**WHAT THE TASK ASKS**
Please transcribe the data below exactly. Leave the pictures out.
##### RAW DATA #####
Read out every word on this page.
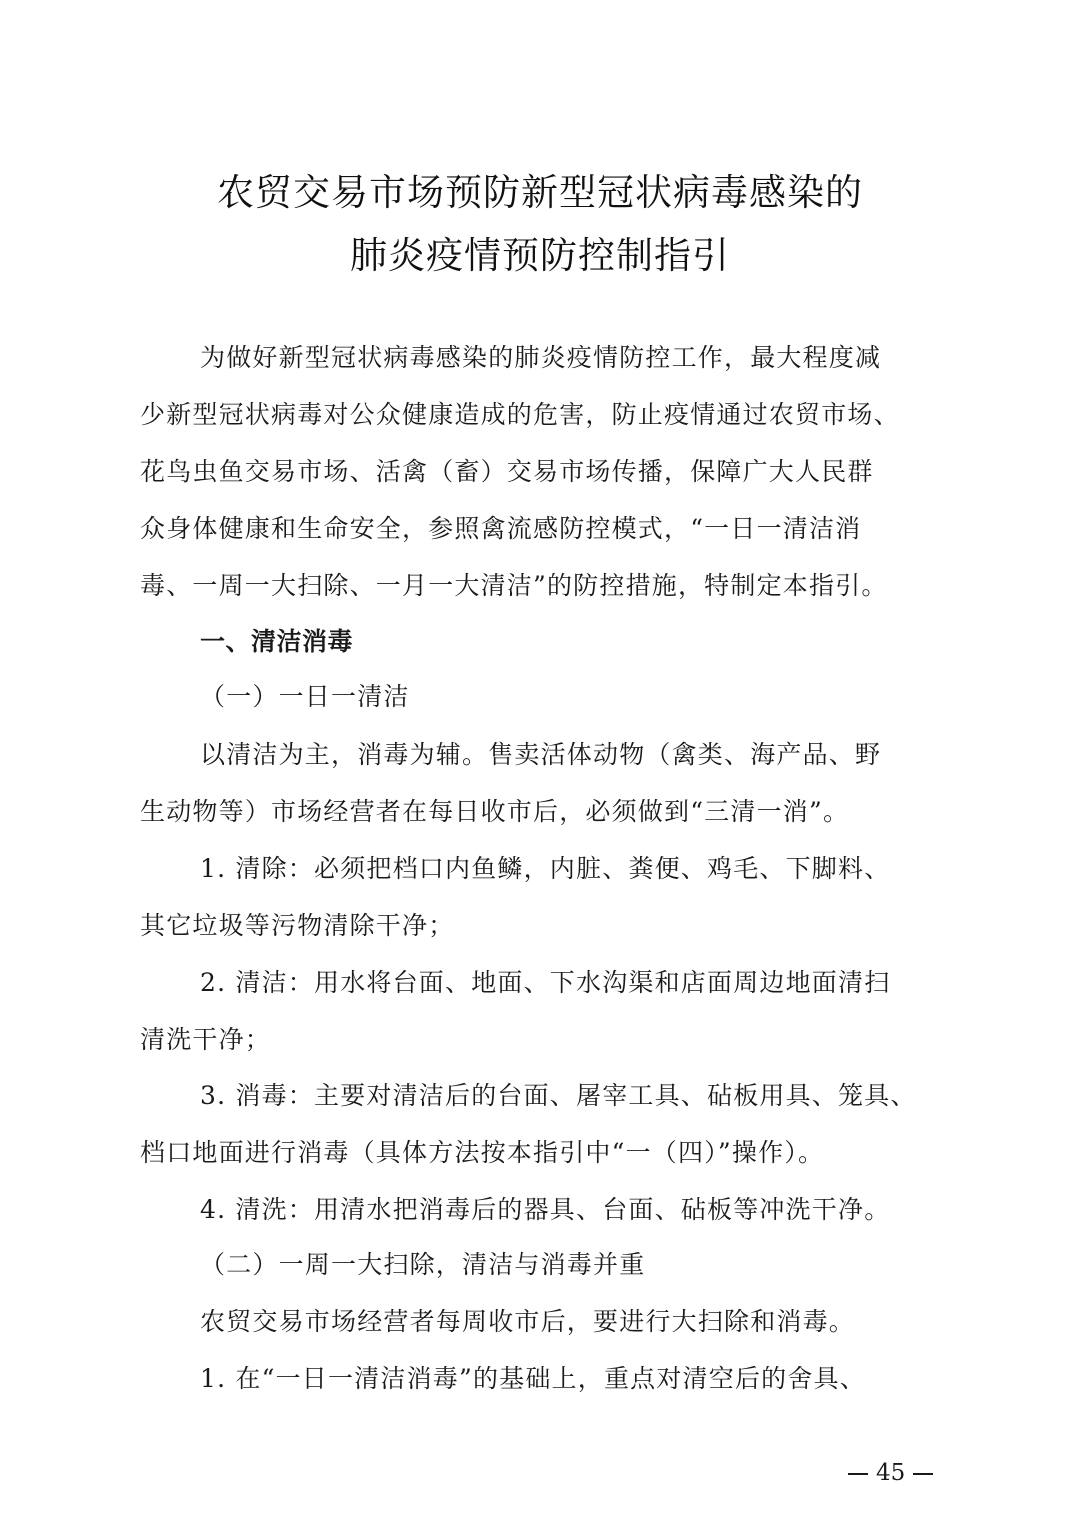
农贸交易市场预防新型冠状病毒感染的
肺炎疫情预防控制指引
为做好新型冠状病毒感染的肺炎疫情防控工作，最大程度减
少新型冠状病毒对公众健康造成的危害，防止疫情通过农贸市场、
花鸟虫鱼交易市场、活禽（畜）交易市场传播，保障广大人民群
众身体健康和生命安全，参照禽流感防控模式，“一日一清洁消
毒、一周一大扫除、一月一大清洁”的防控措施，特制定本指引。
一、清洁消毒
（一）一日一清洁
以清洁为主，消毒为辅。售卖活体动物（禽类、海产品、野
生动物等）市场经营者在每日收市后，必须做到“三清一消”。
1. 清除：必须把档口内鱼鳞，内脏、粪便、鸡毛、下脚料、
其它垃圾等污物清除干净；
2. 清洁：用水将台面、地面、下水沟渠和店面周边地面清扫
清洗干净；
3. 消毒：主要对清洁后的台面、屠宰工具、砧板用具、笼具、
档口地面进行消毒（具体方法按本指引中“一（四）”操作）。
4. 清洗：用清水把消毒后的器具、台面、砧板等冲洗干净。
（二）一周一大扫除，清洁与消毒并重
农贸交易市场经营者每周收市后，要进行大扫除和消毒。
1. 在“一日一清洁消毒”的基础上，重点对清空后的舍具、
45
#####
**COMPLETE ANSWER**
Read out every word on this page.
农贸交易市场预防新型冠状病毒感染的
肺炎疫情预防控制指引
为做好新型冠状病毒感染的肺炎疫情防控工作，最大程度减
少新型冠状病毒对公众健康造成的危害，防止疫情通过农贸市场、
花鸟虫鱼交易市场、活禽（畜）交易市场传播，保障广大人民群
众身体健康和生命安全，参照禽流感防控模式，“一日一清洁消
毒、一周一大扫除、一月一大清洁”的防控措施，特制定本指引。
一、清洁消毒
（一）一日一清洁
以清洁为主，消毒为辅。售卖活体动物（禽类、海产品、野
生动物等）市场经营者在每日收市后，必须做到“三清一消”。
1. 清除：必须把档口内鱼鳞，内脏、粪便、鸡毛、下脚料、
其它垃圾等污物清除干净；
2. 清洁：用水将台面、地面、下水沟渠和店面周边地面清扫
清洗干净；
3. 消毒：主要对清洁后的台面、屠宰工具、砧板用具、笼具、
档口地面进行消毒（具体方法按本指引中“一（四）”操作）。
4. 清洗：用清水把消毒后的器具、台面、砧板等冲洗干净。
（二）一周一大扫除，清洁与消毒并重
农贸交易市场经营者每周收市后，要进行大扫除和消毒。
1. 在“一日一清洁消毒”的基础上，重点对清空后的舍具、
45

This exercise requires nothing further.